## REQUEST
Using the listing below, report all lines holding the word "height".

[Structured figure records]
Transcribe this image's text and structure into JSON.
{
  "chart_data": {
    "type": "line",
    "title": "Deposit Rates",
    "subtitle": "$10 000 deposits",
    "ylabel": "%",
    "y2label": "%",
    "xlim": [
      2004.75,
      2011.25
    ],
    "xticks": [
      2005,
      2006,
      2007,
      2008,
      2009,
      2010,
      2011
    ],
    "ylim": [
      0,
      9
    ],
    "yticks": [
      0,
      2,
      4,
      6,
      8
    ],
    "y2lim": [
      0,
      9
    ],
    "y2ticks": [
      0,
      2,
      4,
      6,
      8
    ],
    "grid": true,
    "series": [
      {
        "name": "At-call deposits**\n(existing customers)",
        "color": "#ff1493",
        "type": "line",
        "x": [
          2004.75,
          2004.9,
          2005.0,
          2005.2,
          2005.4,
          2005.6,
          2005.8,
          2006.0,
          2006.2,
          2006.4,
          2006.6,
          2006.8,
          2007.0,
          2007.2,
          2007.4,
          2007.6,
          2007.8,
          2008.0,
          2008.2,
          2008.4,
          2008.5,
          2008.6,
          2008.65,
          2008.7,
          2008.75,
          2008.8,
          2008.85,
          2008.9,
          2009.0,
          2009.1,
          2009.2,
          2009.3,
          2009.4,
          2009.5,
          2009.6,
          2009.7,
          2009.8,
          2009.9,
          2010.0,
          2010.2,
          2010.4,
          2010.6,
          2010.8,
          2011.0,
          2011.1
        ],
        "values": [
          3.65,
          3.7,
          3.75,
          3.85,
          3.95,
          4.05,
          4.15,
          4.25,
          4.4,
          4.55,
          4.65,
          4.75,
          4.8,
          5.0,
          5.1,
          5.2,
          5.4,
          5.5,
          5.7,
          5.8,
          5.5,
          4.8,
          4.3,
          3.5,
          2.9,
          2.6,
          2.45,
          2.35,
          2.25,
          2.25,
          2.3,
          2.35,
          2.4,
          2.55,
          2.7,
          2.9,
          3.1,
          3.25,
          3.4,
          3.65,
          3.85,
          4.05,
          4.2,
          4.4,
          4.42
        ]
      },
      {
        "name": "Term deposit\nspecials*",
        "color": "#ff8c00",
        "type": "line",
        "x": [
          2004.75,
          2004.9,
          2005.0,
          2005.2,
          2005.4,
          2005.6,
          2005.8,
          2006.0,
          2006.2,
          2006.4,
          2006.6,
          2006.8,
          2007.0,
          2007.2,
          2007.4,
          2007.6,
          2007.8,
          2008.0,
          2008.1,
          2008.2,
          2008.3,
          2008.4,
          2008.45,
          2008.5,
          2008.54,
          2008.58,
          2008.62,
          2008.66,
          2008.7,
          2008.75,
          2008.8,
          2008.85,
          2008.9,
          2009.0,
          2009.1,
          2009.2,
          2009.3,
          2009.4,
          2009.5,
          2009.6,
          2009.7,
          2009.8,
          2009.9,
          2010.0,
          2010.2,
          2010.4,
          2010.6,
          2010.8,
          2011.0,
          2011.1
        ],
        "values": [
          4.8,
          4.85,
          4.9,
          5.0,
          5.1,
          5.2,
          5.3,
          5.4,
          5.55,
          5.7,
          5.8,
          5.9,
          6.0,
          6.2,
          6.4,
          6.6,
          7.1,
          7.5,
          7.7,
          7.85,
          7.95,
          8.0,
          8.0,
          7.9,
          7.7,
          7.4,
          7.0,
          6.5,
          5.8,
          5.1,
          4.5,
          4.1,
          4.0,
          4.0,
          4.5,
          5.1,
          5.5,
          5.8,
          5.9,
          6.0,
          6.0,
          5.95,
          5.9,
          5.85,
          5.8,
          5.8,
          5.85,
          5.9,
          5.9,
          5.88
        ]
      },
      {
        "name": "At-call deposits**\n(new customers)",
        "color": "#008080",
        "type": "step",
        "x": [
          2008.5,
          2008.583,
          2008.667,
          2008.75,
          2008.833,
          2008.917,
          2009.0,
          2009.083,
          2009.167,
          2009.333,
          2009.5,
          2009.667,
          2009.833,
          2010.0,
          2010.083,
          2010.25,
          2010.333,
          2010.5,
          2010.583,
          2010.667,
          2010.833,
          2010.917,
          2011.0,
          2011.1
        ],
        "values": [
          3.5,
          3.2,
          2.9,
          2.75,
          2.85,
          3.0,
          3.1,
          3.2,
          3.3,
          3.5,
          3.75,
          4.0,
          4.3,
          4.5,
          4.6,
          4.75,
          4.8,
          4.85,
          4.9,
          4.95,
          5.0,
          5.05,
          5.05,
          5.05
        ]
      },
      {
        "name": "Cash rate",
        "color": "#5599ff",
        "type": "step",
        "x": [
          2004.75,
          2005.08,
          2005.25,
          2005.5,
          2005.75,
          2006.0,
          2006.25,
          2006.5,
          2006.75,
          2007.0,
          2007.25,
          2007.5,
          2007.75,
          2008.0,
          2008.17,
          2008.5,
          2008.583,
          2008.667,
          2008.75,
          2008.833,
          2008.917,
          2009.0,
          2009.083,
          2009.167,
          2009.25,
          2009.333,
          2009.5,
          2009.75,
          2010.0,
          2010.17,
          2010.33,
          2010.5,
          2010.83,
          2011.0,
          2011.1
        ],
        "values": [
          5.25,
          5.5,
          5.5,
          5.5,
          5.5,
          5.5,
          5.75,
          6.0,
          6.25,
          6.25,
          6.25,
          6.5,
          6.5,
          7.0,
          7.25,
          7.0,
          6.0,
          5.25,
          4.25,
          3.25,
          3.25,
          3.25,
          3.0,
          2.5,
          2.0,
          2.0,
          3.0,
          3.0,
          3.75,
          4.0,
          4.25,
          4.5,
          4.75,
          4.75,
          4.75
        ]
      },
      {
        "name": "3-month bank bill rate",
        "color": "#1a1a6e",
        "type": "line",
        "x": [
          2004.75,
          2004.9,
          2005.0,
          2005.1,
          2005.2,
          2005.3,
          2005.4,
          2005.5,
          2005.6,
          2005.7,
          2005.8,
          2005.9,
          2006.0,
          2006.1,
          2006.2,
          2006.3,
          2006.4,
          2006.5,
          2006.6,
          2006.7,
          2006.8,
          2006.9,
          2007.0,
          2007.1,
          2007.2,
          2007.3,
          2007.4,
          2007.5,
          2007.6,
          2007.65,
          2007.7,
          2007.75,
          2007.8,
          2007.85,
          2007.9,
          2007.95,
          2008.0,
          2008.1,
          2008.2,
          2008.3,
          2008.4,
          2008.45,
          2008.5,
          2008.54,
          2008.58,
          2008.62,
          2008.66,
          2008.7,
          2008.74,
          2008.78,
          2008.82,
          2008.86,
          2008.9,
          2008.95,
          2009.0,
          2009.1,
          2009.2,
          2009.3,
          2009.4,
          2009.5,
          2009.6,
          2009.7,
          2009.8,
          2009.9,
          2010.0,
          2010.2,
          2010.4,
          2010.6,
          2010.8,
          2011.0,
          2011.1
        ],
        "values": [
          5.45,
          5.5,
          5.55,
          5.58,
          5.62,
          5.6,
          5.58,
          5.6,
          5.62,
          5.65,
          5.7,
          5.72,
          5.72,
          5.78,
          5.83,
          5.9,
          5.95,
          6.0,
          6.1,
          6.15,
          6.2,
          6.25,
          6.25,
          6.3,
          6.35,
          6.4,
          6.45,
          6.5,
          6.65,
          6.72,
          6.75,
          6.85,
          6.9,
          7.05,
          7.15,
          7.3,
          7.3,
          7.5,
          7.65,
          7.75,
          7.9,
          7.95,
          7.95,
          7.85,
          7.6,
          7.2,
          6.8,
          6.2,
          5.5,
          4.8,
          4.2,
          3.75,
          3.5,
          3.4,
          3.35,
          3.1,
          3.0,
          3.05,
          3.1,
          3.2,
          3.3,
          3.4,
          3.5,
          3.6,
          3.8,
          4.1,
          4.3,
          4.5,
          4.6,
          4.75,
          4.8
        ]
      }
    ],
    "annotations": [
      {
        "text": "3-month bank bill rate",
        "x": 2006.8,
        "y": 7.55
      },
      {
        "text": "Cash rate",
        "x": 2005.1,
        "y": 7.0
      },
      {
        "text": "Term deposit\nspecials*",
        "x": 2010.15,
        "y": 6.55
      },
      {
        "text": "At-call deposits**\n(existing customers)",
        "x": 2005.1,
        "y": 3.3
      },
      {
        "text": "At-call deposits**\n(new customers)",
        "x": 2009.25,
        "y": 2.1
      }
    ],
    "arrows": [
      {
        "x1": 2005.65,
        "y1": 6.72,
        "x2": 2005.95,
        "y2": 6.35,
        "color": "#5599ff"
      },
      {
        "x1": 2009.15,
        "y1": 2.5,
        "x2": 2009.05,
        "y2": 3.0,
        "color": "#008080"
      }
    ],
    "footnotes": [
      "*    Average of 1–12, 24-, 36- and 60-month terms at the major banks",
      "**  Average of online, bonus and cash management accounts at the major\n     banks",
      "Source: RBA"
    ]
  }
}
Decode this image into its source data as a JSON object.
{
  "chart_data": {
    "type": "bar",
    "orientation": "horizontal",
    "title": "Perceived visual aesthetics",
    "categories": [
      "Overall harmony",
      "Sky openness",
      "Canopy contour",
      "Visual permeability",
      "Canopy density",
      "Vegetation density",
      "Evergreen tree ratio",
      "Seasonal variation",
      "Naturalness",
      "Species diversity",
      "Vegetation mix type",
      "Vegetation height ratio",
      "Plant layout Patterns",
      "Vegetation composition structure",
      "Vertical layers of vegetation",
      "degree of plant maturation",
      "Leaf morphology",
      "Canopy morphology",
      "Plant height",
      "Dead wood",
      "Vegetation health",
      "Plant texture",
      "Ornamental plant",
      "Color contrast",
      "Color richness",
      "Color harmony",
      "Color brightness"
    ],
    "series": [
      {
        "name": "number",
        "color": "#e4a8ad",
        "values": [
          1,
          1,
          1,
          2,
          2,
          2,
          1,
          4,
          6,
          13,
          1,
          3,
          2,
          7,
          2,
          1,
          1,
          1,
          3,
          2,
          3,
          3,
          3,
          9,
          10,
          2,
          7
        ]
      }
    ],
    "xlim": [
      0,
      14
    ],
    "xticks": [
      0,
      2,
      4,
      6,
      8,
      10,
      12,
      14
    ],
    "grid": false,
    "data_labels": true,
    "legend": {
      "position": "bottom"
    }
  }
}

## EXERCISE ANSWER
      "Vegetation height ratio",
      "Plant height",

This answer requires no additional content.